▶ [TASK INSTRUCTIONS]: Could you transcribe every record below exactly as written, leaving out any pictures?

▶ [SUPPLIED DATA]:

----------------

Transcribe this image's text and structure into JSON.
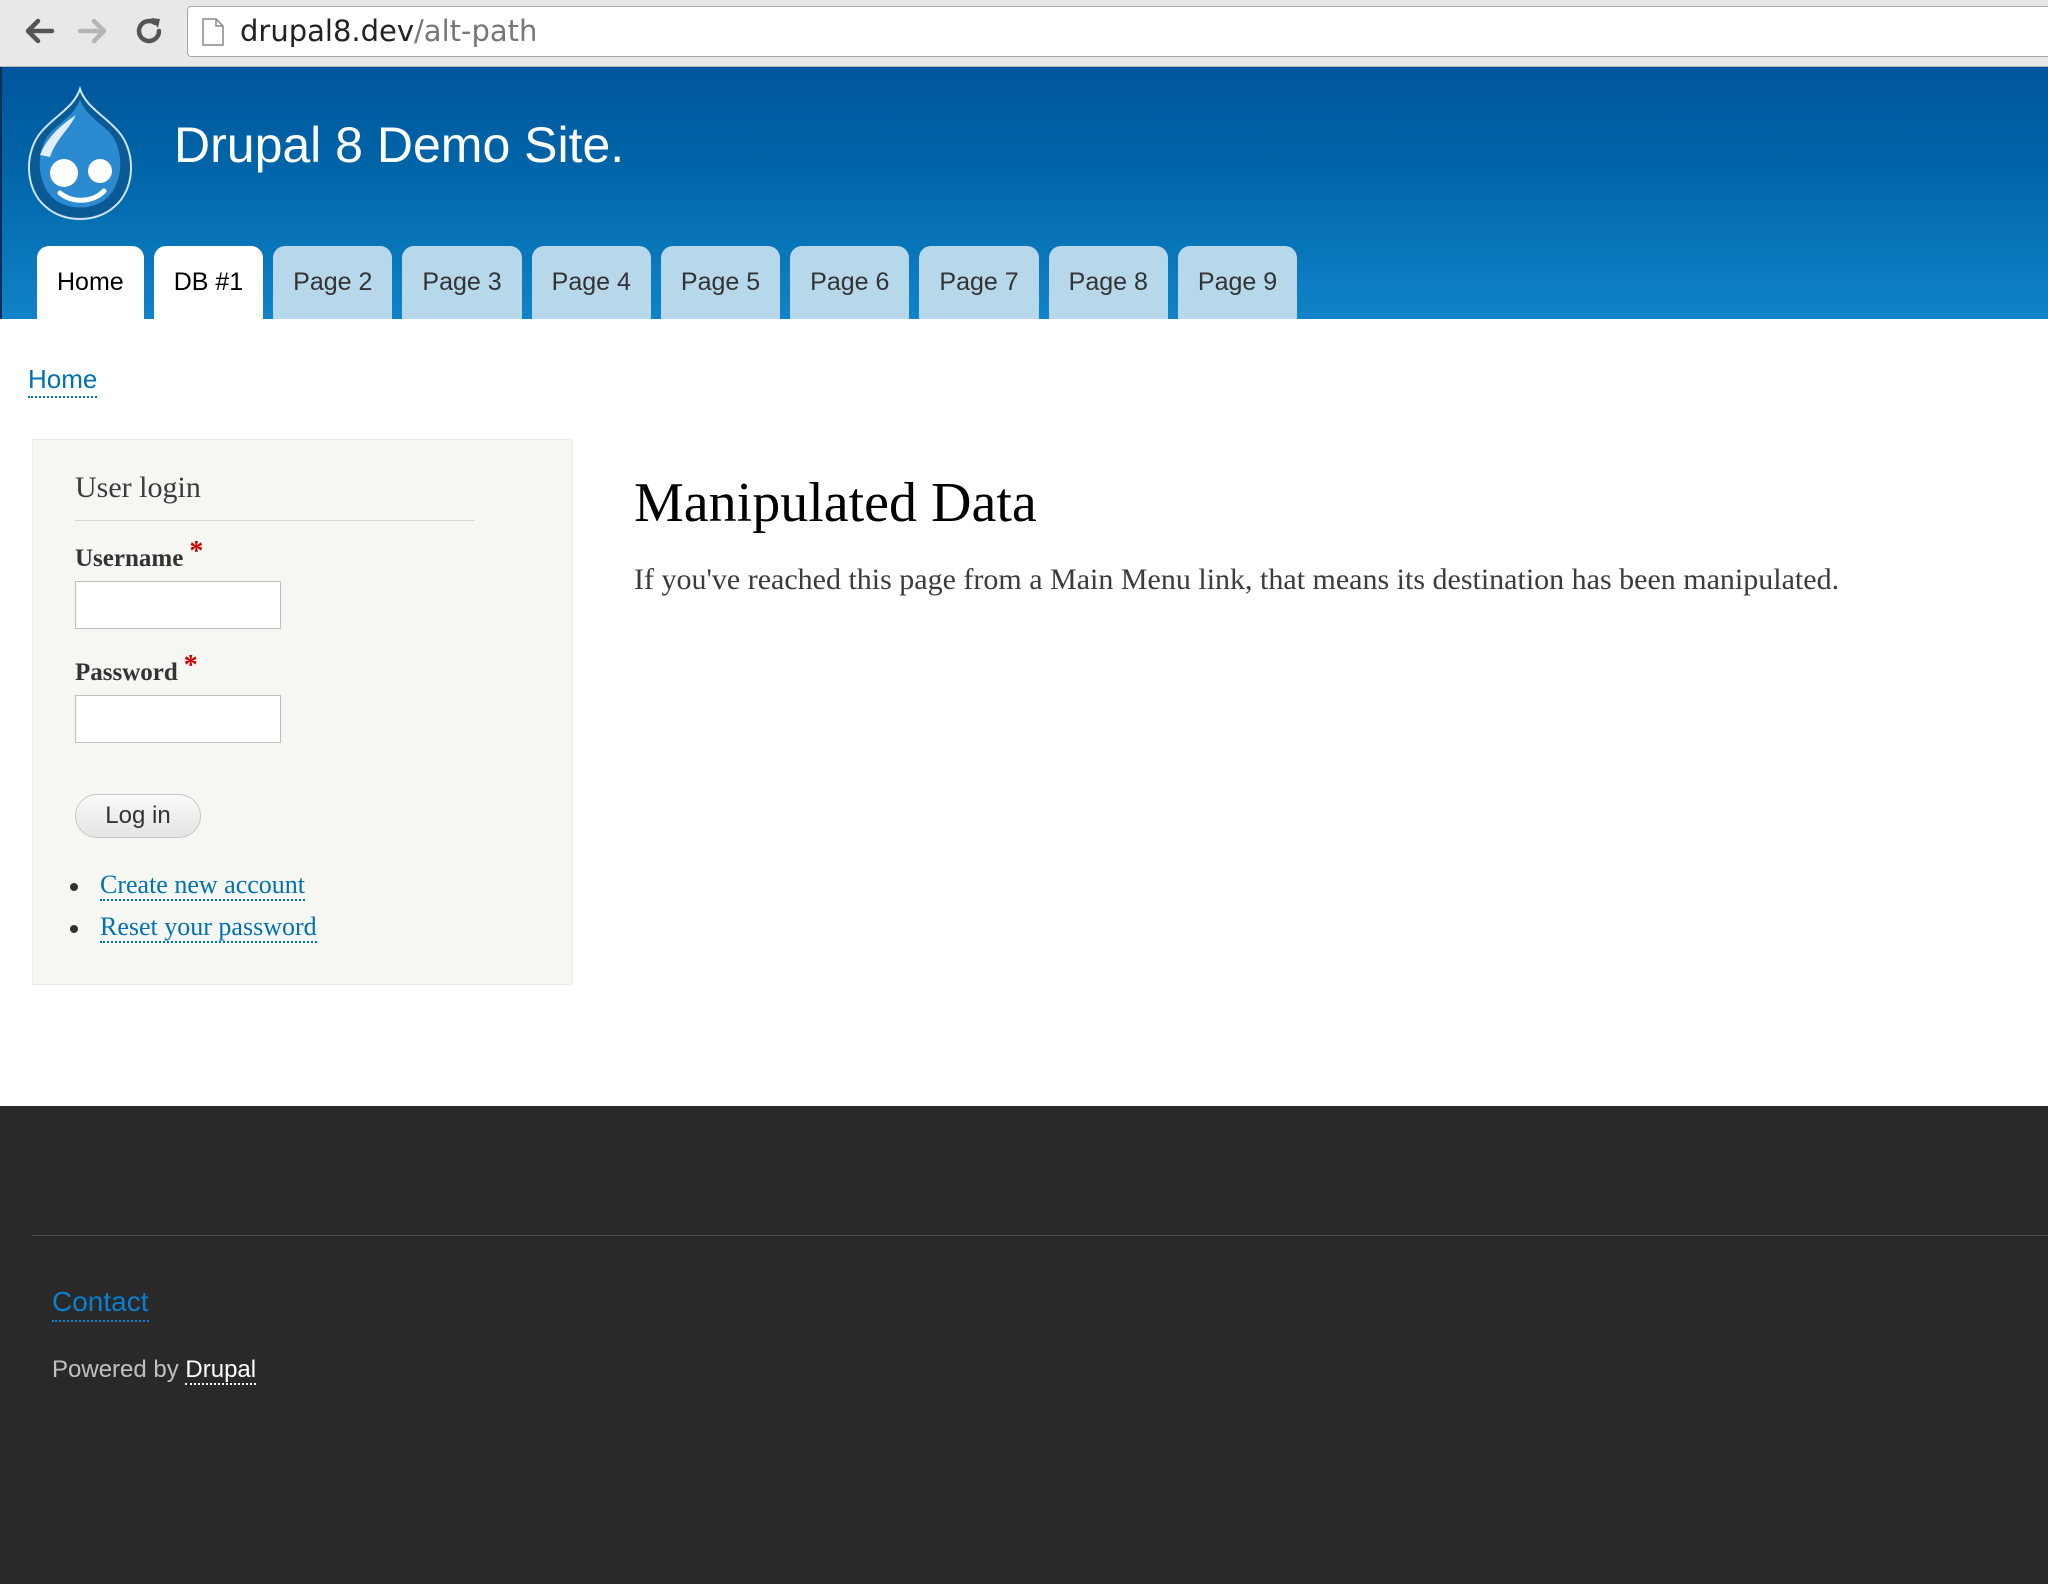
{
  "browser": {
    "url_host": "drupal8.dev",
    "url_path": "/alt-path"
  },
  "header": {
    "site_name": "Drupal 8 Demo Site.",
    "tabs": [
      {
        "label": "Home"
      },
      {
        "label": "DB #1"
      },
      {
        "label": "Page 2"
      },
      {
        "label": "Page 3"
      },
      {
        "label": "Page 4"
      },
      {
        "label": "Page 5"
      },
      {
        "label": "Page 6"
      },
      {
        "label": "Page 7"
      },
      {
        "label": "Page 8"
      },
      {
        "label": "Page 9"
      }
    ]
  },
  "breadcrumb": {
    "label": "Home"
  },
  "login": {
    "title": "User login",
    "username_label": "Username",
    "password_label": "Password",
    "required_mark": "*",
    "button": "Log in",
    "links": [
      {
        "label": "Create new account"
      },
      {
        "label": "Reset your password"
      }
    ]
  },
  "content": {
    "title": "Manipulated Data",
    "body": "If you've reached this page from a Main Menu link, that means its destination has been manipulated."
  },
  "footer": {
    "contact": "Contact",
    "powered_prefix": "Powered by ",
    "powered_link": "Drupal"
  },
  "icons": {
    "back": "arrow-left-icon",
    "forward": "arrow-right-icon",
    "reload": "reload-icon",
    "page": "page-icon",
    "logo": "drupal-drop-logo"
  },
  "colors": {
    "header_blue": "#0065a8",
    "tab_inactive": "#b7d7eb",
    "link": "#0071b3",
    "footer_bg": "#292929"
  }
}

----------------

▶ [WRITTEN SOLUTION]:
Transcribe this image's text and structure into JSON.
{
  "browser": {
    "url_host": "drupal8.dev",
    "url_path": "/alt-path"
  },
  "header": {
    "site_name": "Drupal 8 Demo Site.",
    "tabs": [
      {
        "label": "Home"
      },
      {
        "label": "DB #1"
      },
      {
        "label": "Page 2"
      },
      {
        "label": "Page 3"
      },
      {
        "label": "Page 4"
      },
      {
        "label": "Page 5"
      },
      {
        "label": "Page 6"
      },
      {
        "label": "Page 7"
      },
      {
        "label": "Page 8"
      },
      {
        "label": "Page 9"
      }
    ]
  },
  "breadcrumb": {
    "label": "Home"
  },
  "login": {
    "title": "User login",
    "username_label": "Username",
    "password_label": "Password",
    "required_mark": "*",
    "button": "Log in",
    "links": [
      {
        "label": "Create new account"
      },
      {
        "label": "Reset your password"
      }
    ]
  },
  "content": {
    "title": "Manipulated Data",
    "body": "If you've reached this page from a Main Menu link, that means its destination has been manipulated."
  },
  "footer": {
    "contact": "Contact",
    "powered_prefix": "Powered by ",
    "powered_link": "Drupal"
  },
  "icons": {
    "back": "arrow-left-icon",
    "forward": "arrow-right-icon",
    "reload": "reload-icon",
    "page": "page-icon",
    "logo": "drupal-drop-logo"
  },
  "colors": {
    "header_blue": "#0065a8",
    "tab_inactive": "#b7d7eb",
    "link": "#0071b3",
    "footer_bg": "#292929"
  }
}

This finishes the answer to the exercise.